=== Directions ===
Repeat, exactly and completely, the material that follows. Omit the pictures.

Recorded data:
□ □ □ □ □ □ □
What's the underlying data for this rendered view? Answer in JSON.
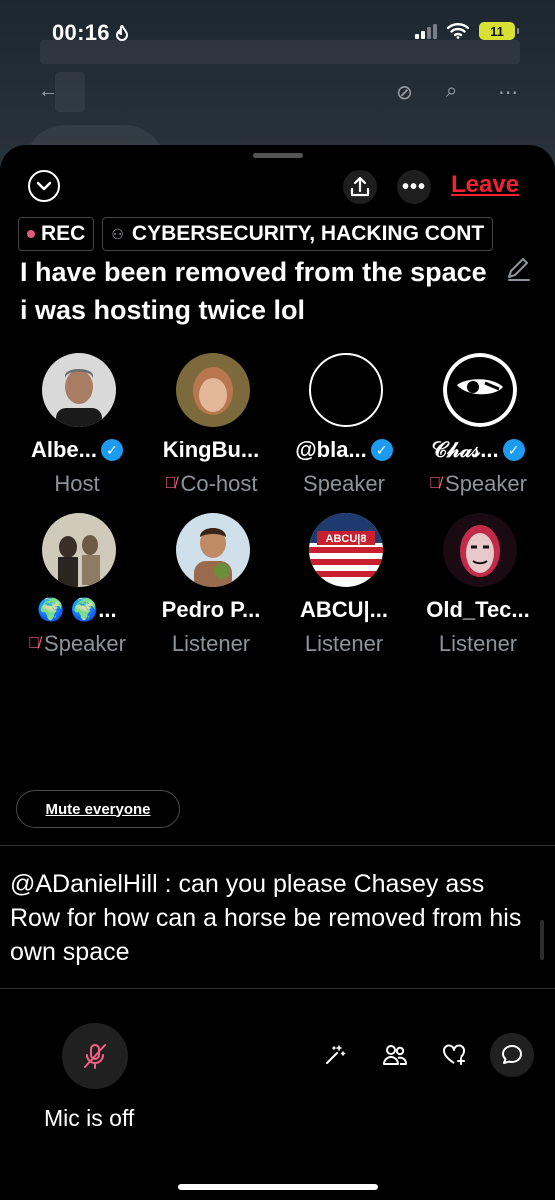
{
  "status_bar": {
    "time": "00:16",
    "battery": "11"
  },
  "header": {
    "leave_label": "Leave"
  },
  "tags": {
    "rec_label": "REC",
    "topic_label": "CYBERSECURITY, HACKING CONT"
  },
  "space_title": "I have been removed from the space i was hosting twice lol",
  "participants": [
    {
      "name": "Albe...",
      "role": "Host",
      "verified": true,
      "muted": false
    },
    {
      "name": "KingBu...",
      "role": "Co-host",
      "verified": false,
      "muted": true
    },
    {
      "name": "@bla...",
      "role": "Speaker",
      "verified": true,
      "muted": false
    },
    {
      "name": "𝒞𝒽𝒶𝓈...",
      "role": "Speaker",
      "verified": true,
      "muted": true
    },
    {
      "name": "🌍 🌍...",
      "role": "Speaker",
      "verified": false,
      "muted": true
    },
    {
      "name": "Pedro P...",
      "role": "Listener",
      "verified": false,
      "muted": false
    },
    {
      "name": "ABCU|...",
      "role": "Listener",
      "verified": false,
      "muted": false
    },
    {
      "name": "Old_Tec...",
      "role": "Listener",
      "verified": false,
      "muted": false
    }
  ],
  "avatar_art": {
    "abcu_text": "ABCU|8"
  },
  "mute_everyone_label": "Mute everyone",
  "comment": "@ADanielHill :  can you please Chasey ass Row for how can a horse be removed from his own space",
  "mic_label": "Mic is off",
  "colors": {
    "leave": "#f4212e",
    "verified": "#1d9bf0",
    "mic_off": "#f4618a",
    "rec_dot": "#e45a7e"
  },
  "icons": [
    "chevron-down-icon",
    "share-icon",
    "more-icon",
    "edit-icon",
    "mic-off-icon",
    "sparkles-icon",
    "people-icon",
    "heart-plus-icon",
    "chat-icon"
  ]
}
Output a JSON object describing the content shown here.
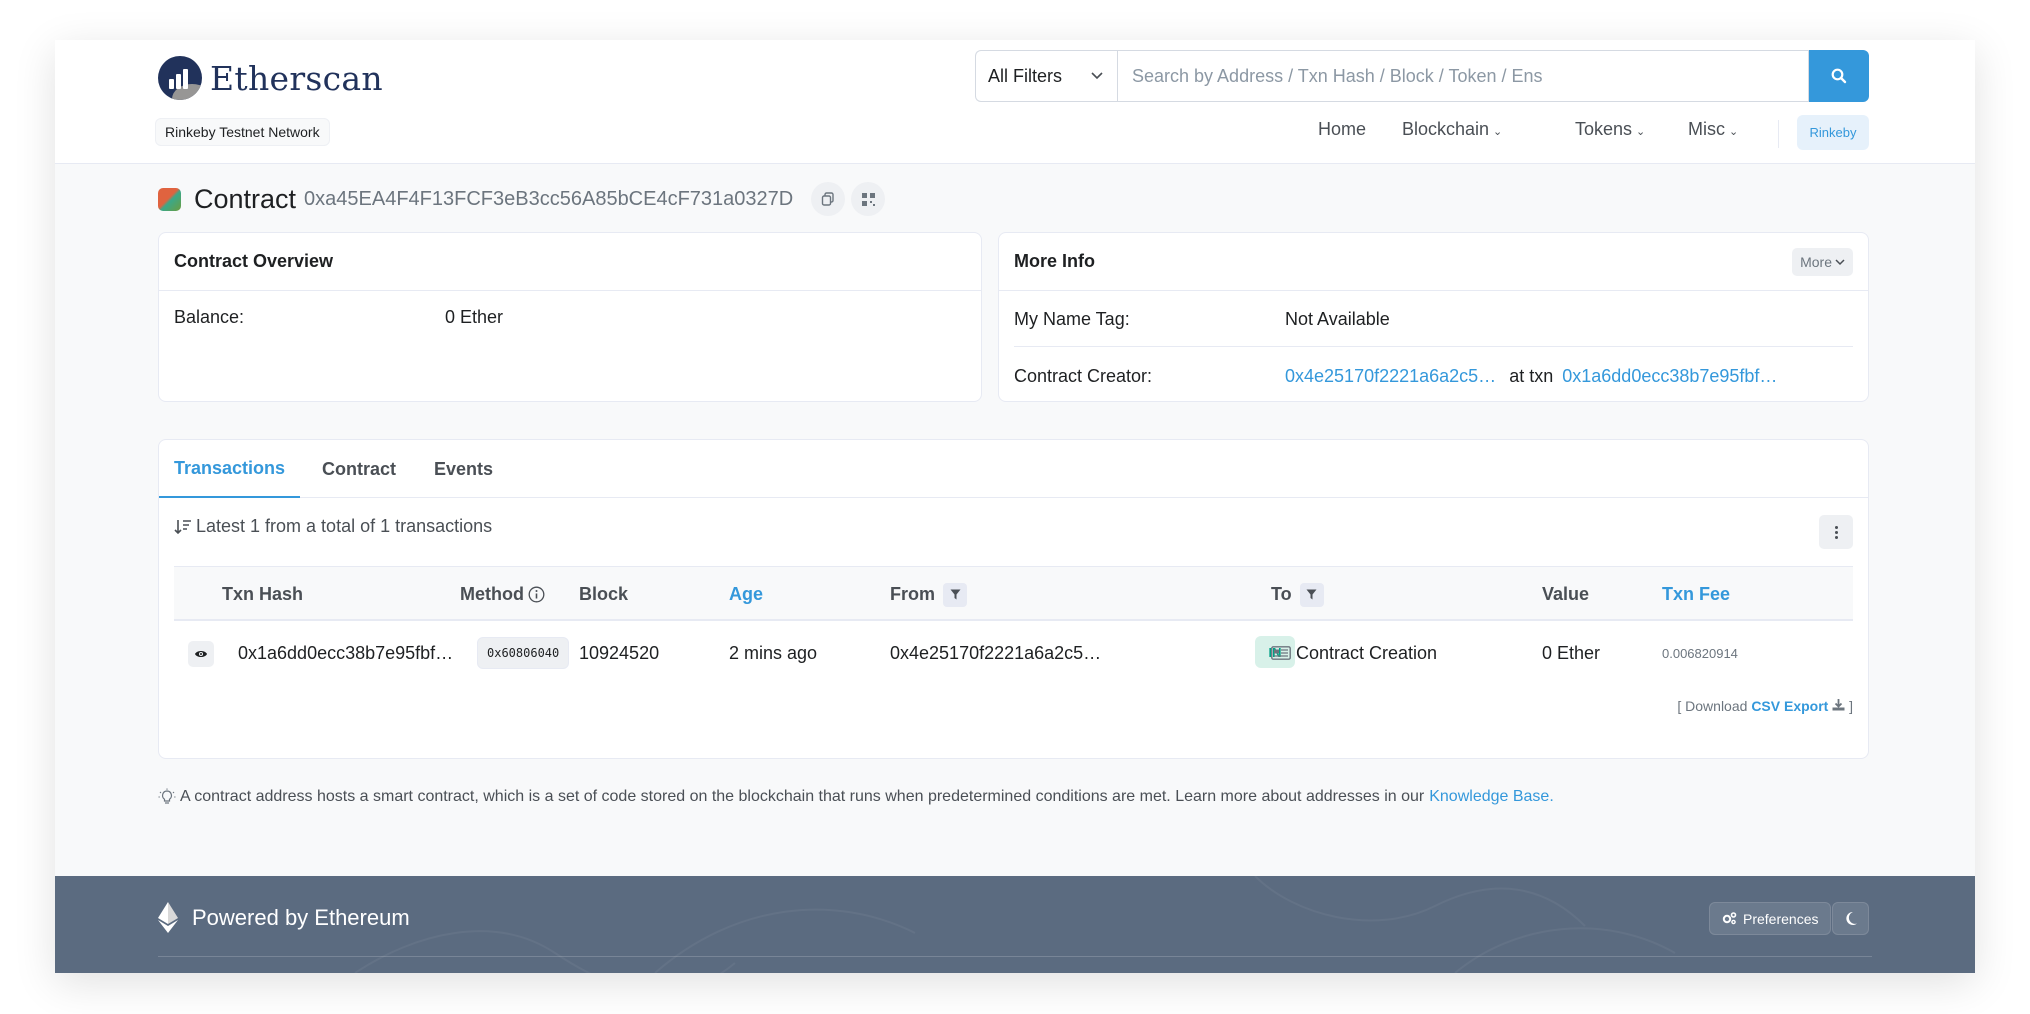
{
  "header": {
    "logo_text": "Etherscan",
    "network": "Rinkeby Testnet Network",
    "search": {
      "filter": "All Filters",
      "placeholder": "Search by Address / Txn Hash / Block / Token / Ens"
    },
    "nav": {
      "home": "Home",
      "blockchain": "Blockchain",
      "tokens": "Tokens",
      "misc": "Misc",
      "network_btn": "Rinkeby"
    }
  },
  "title": {
    "label": "Contract",
    "address": "0xa45EA4F4F13FCF3eB3cc56A85bCE4cF731a0327D"
  },
  "overview": {
    "heading": "Contract Overview",
    "balance_label": "Balance:",
    "balance_value": "0 Ether"
  },
  "more_info": {
    "heading": "More Info",
    "more_btn": "More",
    "name_tag_label": "My Name Tag:",
    "name_tag_value": "Not Available",
    "creator_label": "Contract Creator:",
    "creator_address": "0x4e25170f2221a6a2c5…",
    "at_txn": "at txn",
    "creator_txn": "0x1a6dd0ecc38b7e95fbf…"
  },
  "tabs": {
    "transactions": "Transactions",
    "contract": "Contract",
    "events": "Events"
  },
  "summary": "Latest 1 from a total of 1 transactions",
  "table": {
    "headers": {
      "txn_hash": "Txn Hash",
      "method": "Method",
      "block": "Block",
      "age": "Age",
      "from": "From",
      "to": "To",
      "value": "Value",
      "txn_fee": "Txn Fee"
    },
    "rows": [
      {
        "txn_hash": "0x1a6dd0ecc38b7e95fbf…",
        "method": "0x60806040",
        "block": "10924520",
        "age": "2 mins ago",
        "from": "0x4e25170f2221a6a2c5…",
        "direction": "IN",
        "to": "Contract Creation",
        "value": "0 Ether",
        "txn_fee": "0.006820914"
      }
    ]
  },
  "csv": {
    "prefix": "[ Download",
    "link": "CSV Export",
    "suffix": "]"
  },
  "note": {
    "text": "A contract address hosts a smart contract, which is a set of code stored on the blockchain that runs when predetermined conditions are met. Learn more about addresses in our",
    "link": "Knowledge Base."
  },
  "footer": {
    "powered": "Powered by Ethereum",
    "preferences": "Preferences"
  },
  "colors": {
    "accent": "#3498db",
    "brand": "#21325b",
    "footer": "#5b6b80",
    "in_badge": "#00a186"
  },
  "icons": [
    "search-icon",
    "chevron-down-icon",
    "copy-icon",
    "qr-code-icon",
    "sort-icon",
    "info-icon",
    "filter-icon",
    "eye-icon",
    "contract-icon",
    "download-icon",
    "lightbulb-icon",
    "ethereum-icon",
    "gears-icon",
    "moon-icon",
    "kebab-icon"
  ]
}
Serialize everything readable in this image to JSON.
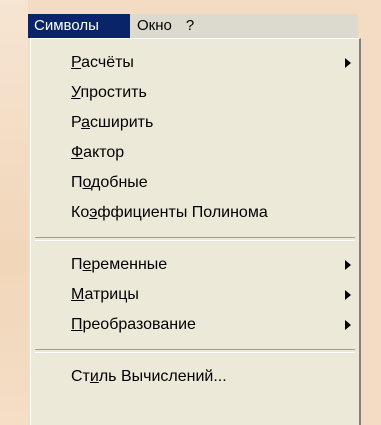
{
  "menubar": {
    "items": [
      {
        "label": "Символы",
        "active": true
      },
      {
        "label": "Окно",
        "active": false
      },
      {
        "label": "?",
        "active": false
      }
    ]
  },
  "dropdown": {
    "items": [
      {
        "before": "",
        "mnemonic": "Р",
        "after": "асчёты",
        "submenu": true
      },
      {
        "before": "",
        "mnemonic": "У",
        "after": "простить",
        "submenu": false
      },
      {
        "before": "Р",
        "mnemonic": "а",
        "after": "сширить",
        "submenu": false
      },
      {
        "before": "",
        "mnemonic": "Ф",
        "after": "актор",
        "submenu": false
      },
      {
        "before": "П",
        "mnemonic": "о",
        "after": "добные",
        "submenu": false
      },
      {
        "before": "Ко",
        "mnemonic": "э",
        "after": "ффициенты Полинома",
        "submenu": false
      },
      {
        "before": "П",
        "mnemonic": "е",
        "after": "ременные",
        "submenu": true
      },
      {
        "before": "",
        "mnemonic": "М",
        "after": "атрицы",
        "submenu": true
      },
      {
        "before": "",
        "mnemonic": "П",
        "after": "реобразование",
        "submenu": true
      },
      {
        "before": "Ст",
        "mnemonic": "и",
        "after": "ль Вычислений...",
        "submenu": false
      }
    ]
  },
  "colors": {
    "menu_bg": "#ece9d8",
    "highlight": "#0a246a",
    "page_bg": "#f3dcc3"
  },
  "icons": {
    "submenu_arrow": "triangle-right-icon"
  }
}
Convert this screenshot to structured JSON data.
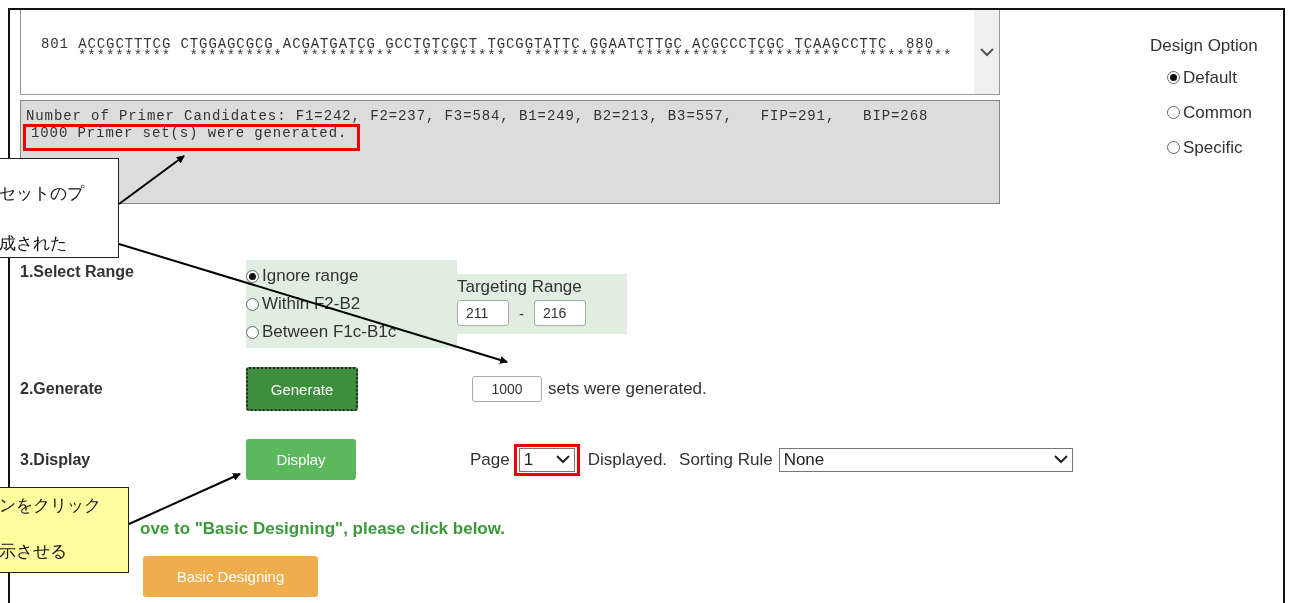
{
  "sequence_panel": {
    "line": "801 ACCGCTTTCG CTGGAGCGCG ACGATGATCG GCCTGTCGCT TGCGGTATTC GGAATCTTGC ACGCCCTCGC TCAAGCCTTC  880",
    "marks": "**********  **********  **********  **********  **********  **********  **********  **********"
  },
  "output_panel": {
    "lines": [
      "Number of Primer Candidates: F1=242, F2=237, F3=584, B1=249, B2=213, B3=557,   FIP=291,   BIP=268",
      "1000 Primer set(s) were generated."
    ]
  },
  "design_option": {
    "title": "Design Option",
    "options": [
      {
        "label": "Default",
        "selected": true
      },
      {
        "label": "Common",
        "selected": false
      },
      {
        "label": "Specific",
        "selected": false
      }
    ]
  },
  "select_range": {
    "label": "1.Select Range",
    "options": [
      {
        "label": "Ignore range",
        "selected": true
      },
      {
        "label": "Within F2-B2",
        "selected": false
      },
      {
        "label": "Between F1c-B1c",
        "selected": false
      }
    ],
    "targeting_label": "Targeting Range",
    "from": "211",
    "separator": "-",
    "to": "216"
  },
  "generate": {
    "label": "2.Generate",
    "button": "Generate",
    "count": "1000",
    "suffix": "sets were generated."
  },
  "display": {
    "label": "3.Display",
    "button": "Display",
    "page_label": "Page",
    "page": "1",
    "displayed": "Displayed.",
    "sorting_label": "Sorting Rule",
    "sorting": "None"
  },
  "basic": {
    "hint": "ove to \"Basic Designing\", please click below.",
    "button": "Basic Designing"
  },
  "annotations": [
    {
      "kind": "plain",
      "lines": [
        "セットのプ",
        "成された"
      ]
    },
    {
      "kind": "yellow",
      "lines": [
        "ンをクリック",
        "示させる"
      ]
    }
  ]
}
□ □ □ □ □ □ □
=== Correct result ===
What's the underlying data for this rendered view? Answer in JSON.
{
  "status_bar": {
    "time": "00:16",
    "battery": "11"
  },
  "header": {
    "leave_label": "Leave"
  },
  "tags": {
    "rec_label": "REC",
    "topic_label": "CYBERSECURITY, HACKING CONT"
  },
  "space_title": "I have been removed from the space i was hosting twice lol",
  "participants": [
    {
      "name": "Albe...",
      "role": "Host",
      "verified": true,
      "muted": false
    },
    {
      "name": "KingBu...",
      "role": "Co-host",
      "verified": false,
      "muted": true
    },
    {
      "name": "@bla...",
      "role": "Speaker",
      "verified": true,
      "muted": false
    },
    {
      "name": "𝒞𝒽𝒶𝓈...",
      "role": "Speaker",
      "verified": true,
      "muted": true
    },
    {
      "name": "🌍 🌍...",
      "role": "Speaker",
      "verified": false,
      "muted": true
    },
    {
      "name": "Pedro P...",
      "role": "Listener",
      "verified": false,
      "muted": false
    },
    {
      "name": "ABCU|...",
      "role": "Listener",
      "verified": false,
      "muted": false
    },
    {
      "name": "Old_Tec...",
      "role": "Listener",
      "verified": false,
      "muted": false
    }
  ],
  "avatar_art": {
    "abcu_text": "ABCU|8"
  },
  "mute_everyone_label": "Mute everyone",
  "comment": "@ADanielHill :  can you please Chasey ass Row for how can a horse be removed from his own space",
  "mic_label": "Mic is off",
  "colors": {
    "leave": "#f4212e",
    "verified": "#1d9bf0",
    "mic_off": "#f4618a",
    "rec_dot": "#e45a7e"
  },
  "icons": [
    "chevron-down-icon",
    "share-icon",
    "more-icon",
    "edit-icon",
    "mic-off-icon",
    "sparkles-icon",
    "people-icon",
    "heart-plus-icon",
    "chat-icon"
  ]
}
Output a JSON object describing the content shown here.
{
  "header": {
    "logo_text": "Etherscan",
    "network": "Rinkeby Testnet Network",
    "search": {
      "filter": "All Filters",
      "placeholder": "Search by Address / Txn Hash / Block / Token / Ens"
    },
    "nav": {
      "home": "Home",
      "blockchain": "Blockchain",
      "tokens": "Tokens",
      "misc": "Misc",
      "network_btn": "Rinkeby"
    }
  },
  "title": {
    "label": "Contract",
    "address": "0xa45EA4F4F13FCF3eB3cc56A85bCE4cF731a0327D"
  },
  "overview": {
    "heading": "Contract Overview",
    "balance_label": "Balance:",
    "balance_value": "0 Ether"
  },
  "more_info": {
    "heading": "More Info",
    "more_btn": "More",
    "name_tag_label": "My Name Tag:",
    "name_tag_value": "Not Available",
    "creator_label": "Contract Creator:",
    "creator_address": "0x4e25170f2221a6a2c5…",
    "at_txn": "at txn",
    "creator_txn": "0x1a6dd0ecc38b7e95fbf…"
  },
  "tabs": {
    "transactions": "Transactions",
    "contract": "Contract",
    "events": "Events"
  },
  "summary": "Latest 1 from a total of 1 transactions",
  "table": {
    "headers": {
      "txn_hash": "Txn Hash",
      "method": "Method",
      "block": "Block",
      "age": "Age",
      "from": "From",
      "to": "To",
      "value": "Value",
      "txn_fee": "Txn Fee"
    },
    "rows": [
      {
        "txn_hash": "0x1a6dd0ecc38b7e95fbf…",
        "method": "0x60806040",
        "block": "10924520",
        "age": "2 mins ago",
        "from": "0x4e25170f2221a6a2c5…",
        "direction": "IN",
        "to": "Contract Creation",
        "value": "0 Ether",
        "txn_fee": "0.006820914"
      }
    ]
  },
  "csv": {
    "prefix": "[ Download",
    "link": "CSV Export",
    "suffix": "]"
  },
  "note": {
    "text": "A contract address hosts a smart contract, which is a set of code stored on the blockchain that runs when predetermined conditions are met. Learn more about addresses in our",
    "link": "Knowledge Base."
  },
  "footer": {
    "powered": "Powered by Ethereum",
    "preferences": "Preferences"
  },
  "colors": {
    "accent": "#3498db",
    "brand": "#21325b",
    "footer": "#5b6b80",
    "in_badge": "#00a186"
  },
  "icons": [
    "search-icon",
    "chevron-down-icon",
    "copy-icon",
    "qr-code-icon",
    "sort-icon",
    "info-icon",
    "filter-icon",
    "eye-icon",
    "contract-icon",
    "download-icon",
    "lightbulb-icon",
    "ethereum-icon",
    "gears-icon",
    "moon-icon",
    "kebab-icon"
  ]
}
Serialize everything readable in this image to JSON.
{
  "menubar": {
    "items": [
      {
        "label": "Символы",
        "active": true
      },
      {
        "label": "Окно",
        "active": false
      },
      {
        "label": "?",
        "active": false
      }
    ]
  },
  "dropdown": {
    "items": [
      {
        "before": "",
        "mnemonic": "Р",
        "after": "асчёты",
        "submenu": true
      },
      {
        "before": "",
        "mnemonic": "У",
        "after": "простить",
        "submenu": false
      },
      {
        "before": "Р",
        "mnemonic": "а",
        "after": "сширить",
        "submenu": false
      },
      {
        "before": "",
        "mnemonic": "Ф",
        "after": "актор",
        "submenu": false
      },
      {
        "before": "П",
        "mnemonic": "о",
        "after": "добные",
        "submenu": false
      },
      {
        "before": "Ко",
        "mnemonic": "э",
        "after": "ффициенты Полинома",
        "submenu": false
      },
      {
        "before": "П",
        "mnemonic": "е",
        "after": "ременные",
        "submenu": true
      },
      {
        "before": "",
        "mnemonic": "М",
        "after": "атрицы",
        "submenu": true
      },
      {
        "before": "",
        "mnemonic": "П",
        "after": "реобразование",
        "submenu": true
      },
      {
        "before": "Ст",
        "mnemonic": "и",
        "after": "ль Вычислений...",
        "submenu": false
      }
    ]
  },
  "colors": {
    "menu_bg": "#ece9d8",
    "highlight": "#0a246a",
    "page_bg": "#f3dcc3"
  },
  "icons": {
    "submenu_arrow": "triangle-right-icon"
  }
}
Convert this screenshot to structured JSON data.
{
  "sequence_panel": {
    "line": "801 ACCGCTTTCG CTGGAGCGCG ACGATGATCG GCCTGTCGCT TGCGGTATTC GGAATCTTGC ACGCCCTCGC TCAAGCCTTC  880",
    "marks": "**********  **********  **********  **********  **********  **********  **********  **********"
  },
  "output_panel": {
    "lines": [
      "Number of Primer Candidates: F1=242, F2=237, F3=584, B1=249, B2=213, B3=557,   FIP=291,   BIP=268",
      "1000 Primer set(s) were generated."
    ]
  },
  "design_option": {
    "title": "Design Option",
    "options": [
      {
        "label": "Default",
        "selected": true
      },
      {
        "label": "Common",
        "selected": false
      },
      {
        "label": "Specific",
        "selected": false
      }
    ]
  },
  "select_range": {
    "label": "1.Select Range",
    "options": [
      {
        "label": "Ignore range",
        "selected": true
      },
      {
        "label": "Within F2-B2",
        "selected": false
      },
      {
        "label": "Between F1c-B1c",
        "selected": false
      }
    ],
    "targeting_label": "Targeting Range",
    "from": "211",
    "separator": "-",
    "to": "216"
  },
  "generate": {
    "label": "2.Generate",
    "button": "Generate",
    "count": "1000",
    "suffix": "sets were generated."
  },
  "display": {
    "label": "3.Display",
    "button": "Display",
    "page_label": "Page",
    "page": "1",
    "displayed": "Displayed.",
    "sorting_label": "Sorting Rule",
    "sorting": "None"
  },
  "basic": {
    "hint": "ove to \"Basic Designing\", please click below.",
    "button": "Basic Designing"
  },
  "annotations": [
    {
      "kind": "plain",
      "lines": [
        "セットのプ",
        "成された"
      ]
    },
    {
      "kind": "yellow",
      "lines": [
        "ンをクリック",
        "示させる"
      ]
    }
  ]
}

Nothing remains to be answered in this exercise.